/---
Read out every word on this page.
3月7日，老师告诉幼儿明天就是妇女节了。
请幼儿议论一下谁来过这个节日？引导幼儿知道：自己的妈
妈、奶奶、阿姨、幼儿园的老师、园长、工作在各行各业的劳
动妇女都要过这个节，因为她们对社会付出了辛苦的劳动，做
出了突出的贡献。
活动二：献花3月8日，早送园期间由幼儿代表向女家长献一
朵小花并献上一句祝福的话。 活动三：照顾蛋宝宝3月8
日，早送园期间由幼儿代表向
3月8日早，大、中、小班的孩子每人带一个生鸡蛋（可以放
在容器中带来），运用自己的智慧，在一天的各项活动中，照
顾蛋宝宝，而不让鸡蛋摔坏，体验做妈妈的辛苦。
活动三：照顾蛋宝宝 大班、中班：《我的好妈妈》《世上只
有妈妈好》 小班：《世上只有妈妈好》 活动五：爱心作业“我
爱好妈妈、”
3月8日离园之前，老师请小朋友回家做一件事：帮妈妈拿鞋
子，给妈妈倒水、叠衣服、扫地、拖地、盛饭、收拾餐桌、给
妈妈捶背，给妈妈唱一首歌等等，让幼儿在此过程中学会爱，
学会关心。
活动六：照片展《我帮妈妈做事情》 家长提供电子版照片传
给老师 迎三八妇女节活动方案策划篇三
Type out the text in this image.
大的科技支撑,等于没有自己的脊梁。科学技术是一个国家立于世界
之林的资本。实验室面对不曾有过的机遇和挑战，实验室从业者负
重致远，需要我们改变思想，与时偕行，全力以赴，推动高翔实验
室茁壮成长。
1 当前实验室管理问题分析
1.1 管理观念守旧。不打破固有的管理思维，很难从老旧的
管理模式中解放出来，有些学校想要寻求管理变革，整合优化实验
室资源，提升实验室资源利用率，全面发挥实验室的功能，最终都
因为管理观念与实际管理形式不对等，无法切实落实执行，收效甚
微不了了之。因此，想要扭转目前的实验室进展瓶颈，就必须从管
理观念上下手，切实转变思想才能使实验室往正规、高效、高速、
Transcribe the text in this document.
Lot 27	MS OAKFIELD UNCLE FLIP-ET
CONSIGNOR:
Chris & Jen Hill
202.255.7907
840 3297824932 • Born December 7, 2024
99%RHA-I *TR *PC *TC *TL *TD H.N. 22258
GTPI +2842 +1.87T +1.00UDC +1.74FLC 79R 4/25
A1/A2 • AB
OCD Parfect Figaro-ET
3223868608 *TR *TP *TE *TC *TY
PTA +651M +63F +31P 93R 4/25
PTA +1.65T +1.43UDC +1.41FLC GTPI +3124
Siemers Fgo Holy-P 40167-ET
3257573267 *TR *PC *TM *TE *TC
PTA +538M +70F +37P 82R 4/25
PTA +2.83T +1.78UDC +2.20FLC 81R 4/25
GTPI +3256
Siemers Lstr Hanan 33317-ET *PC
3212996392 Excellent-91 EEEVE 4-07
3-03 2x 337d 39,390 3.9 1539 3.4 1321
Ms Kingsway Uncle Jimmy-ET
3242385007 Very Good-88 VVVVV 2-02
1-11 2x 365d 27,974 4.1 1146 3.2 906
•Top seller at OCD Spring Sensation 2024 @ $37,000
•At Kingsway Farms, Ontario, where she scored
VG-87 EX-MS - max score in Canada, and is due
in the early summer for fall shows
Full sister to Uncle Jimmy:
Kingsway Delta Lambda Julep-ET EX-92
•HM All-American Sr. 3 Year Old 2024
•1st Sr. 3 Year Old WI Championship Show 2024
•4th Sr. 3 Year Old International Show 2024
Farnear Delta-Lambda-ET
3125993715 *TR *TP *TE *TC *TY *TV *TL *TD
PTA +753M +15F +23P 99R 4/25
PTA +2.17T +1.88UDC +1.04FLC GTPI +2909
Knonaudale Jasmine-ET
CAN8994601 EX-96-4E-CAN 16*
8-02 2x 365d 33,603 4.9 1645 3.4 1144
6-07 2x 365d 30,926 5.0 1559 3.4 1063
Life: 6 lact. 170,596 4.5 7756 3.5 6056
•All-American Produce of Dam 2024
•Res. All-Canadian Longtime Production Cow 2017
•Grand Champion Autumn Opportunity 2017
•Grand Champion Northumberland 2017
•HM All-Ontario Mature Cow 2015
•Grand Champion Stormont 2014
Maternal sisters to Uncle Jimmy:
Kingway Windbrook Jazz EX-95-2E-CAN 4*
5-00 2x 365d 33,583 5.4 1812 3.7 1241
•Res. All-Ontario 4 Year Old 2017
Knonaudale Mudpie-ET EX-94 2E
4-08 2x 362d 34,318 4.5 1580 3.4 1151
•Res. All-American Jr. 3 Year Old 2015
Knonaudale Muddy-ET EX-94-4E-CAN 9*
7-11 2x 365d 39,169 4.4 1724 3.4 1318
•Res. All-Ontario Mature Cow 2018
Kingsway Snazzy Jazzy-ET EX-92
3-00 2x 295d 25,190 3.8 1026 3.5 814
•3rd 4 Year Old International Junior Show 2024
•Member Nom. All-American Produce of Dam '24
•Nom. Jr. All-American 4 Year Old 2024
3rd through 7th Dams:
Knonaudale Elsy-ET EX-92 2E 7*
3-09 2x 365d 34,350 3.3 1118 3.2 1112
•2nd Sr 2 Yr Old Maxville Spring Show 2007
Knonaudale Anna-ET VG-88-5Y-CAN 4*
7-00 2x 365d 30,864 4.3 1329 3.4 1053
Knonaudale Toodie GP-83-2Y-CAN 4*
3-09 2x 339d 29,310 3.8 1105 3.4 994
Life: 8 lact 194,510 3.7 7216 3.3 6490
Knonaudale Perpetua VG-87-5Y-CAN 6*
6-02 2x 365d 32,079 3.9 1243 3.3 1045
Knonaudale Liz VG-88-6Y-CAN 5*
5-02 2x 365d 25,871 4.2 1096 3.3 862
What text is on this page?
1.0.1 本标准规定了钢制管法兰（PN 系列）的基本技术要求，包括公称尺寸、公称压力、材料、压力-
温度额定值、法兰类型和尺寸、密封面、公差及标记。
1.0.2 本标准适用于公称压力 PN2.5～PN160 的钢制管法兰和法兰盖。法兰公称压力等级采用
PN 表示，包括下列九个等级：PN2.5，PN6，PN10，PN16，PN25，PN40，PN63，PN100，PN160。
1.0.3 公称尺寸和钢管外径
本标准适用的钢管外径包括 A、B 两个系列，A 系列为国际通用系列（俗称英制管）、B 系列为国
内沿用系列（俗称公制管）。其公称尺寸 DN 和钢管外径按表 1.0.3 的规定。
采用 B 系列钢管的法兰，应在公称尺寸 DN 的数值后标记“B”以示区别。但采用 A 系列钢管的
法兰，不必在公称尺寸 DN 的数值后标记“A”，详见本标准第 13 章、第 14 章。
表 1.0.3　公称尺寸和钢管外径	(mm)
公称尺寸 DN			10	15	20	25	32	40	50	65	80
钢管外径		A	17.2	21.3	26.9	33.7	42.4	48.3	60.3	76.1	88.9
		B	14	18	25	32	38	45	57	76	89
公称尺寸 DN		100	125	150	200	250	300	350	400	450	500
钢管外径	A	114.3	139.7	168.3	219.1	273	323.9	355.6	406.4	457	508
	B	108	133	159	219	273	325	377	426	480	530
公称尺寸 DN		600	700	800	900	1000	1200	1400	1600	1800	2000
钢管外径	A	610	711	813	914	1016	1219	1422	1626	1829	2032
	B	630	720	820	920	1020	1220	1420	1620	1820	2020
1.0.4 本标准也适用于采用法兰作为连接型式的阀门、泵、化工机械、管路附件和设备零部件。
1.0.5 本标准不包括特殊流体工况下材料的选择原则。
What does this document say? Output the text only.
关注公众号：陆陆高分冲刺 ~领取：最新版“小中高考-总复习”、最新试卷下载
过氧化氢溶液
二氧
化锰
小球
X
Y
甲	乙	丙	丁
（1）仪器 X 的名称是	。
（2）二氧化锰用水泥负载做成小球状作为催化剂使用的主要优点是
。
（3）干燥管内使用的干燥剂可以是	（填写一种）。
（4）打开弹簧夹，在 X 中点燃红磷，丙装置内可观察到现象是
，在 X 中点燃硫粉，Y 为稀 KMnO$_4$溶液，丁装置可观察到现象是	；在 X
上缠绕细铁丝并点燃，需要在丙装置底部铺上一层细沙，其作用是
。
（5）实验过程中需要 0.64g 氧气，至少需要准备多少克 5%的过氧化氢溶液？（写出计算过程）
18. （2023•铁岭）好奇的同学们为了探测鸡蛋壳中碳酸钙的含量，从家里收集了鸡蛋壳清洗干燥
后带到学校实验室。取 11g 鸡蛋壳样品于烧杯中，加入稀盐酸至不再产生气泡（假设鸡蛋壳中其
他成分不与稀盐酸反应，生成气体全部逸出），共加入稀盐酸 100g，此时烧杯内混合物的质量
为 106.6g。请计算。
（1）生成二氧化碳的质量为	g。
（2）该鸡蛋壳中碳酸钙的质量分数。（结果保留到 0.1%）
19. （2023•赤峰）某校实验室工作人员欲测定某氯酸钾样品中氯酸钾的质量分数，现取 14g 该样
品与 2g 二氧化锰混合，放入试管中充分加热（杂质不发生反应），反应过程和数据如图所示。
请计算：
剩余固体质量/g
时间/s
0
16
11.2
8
\---
▶ **EXERCISE REQUIREMENTS**
Find the lines containing "Delta" and list every one of them.

▶ **OUTPUT BELOW**
Kingsway Delta Lambda Julep-ET EX-92
Farnear Delta-Lambda-ET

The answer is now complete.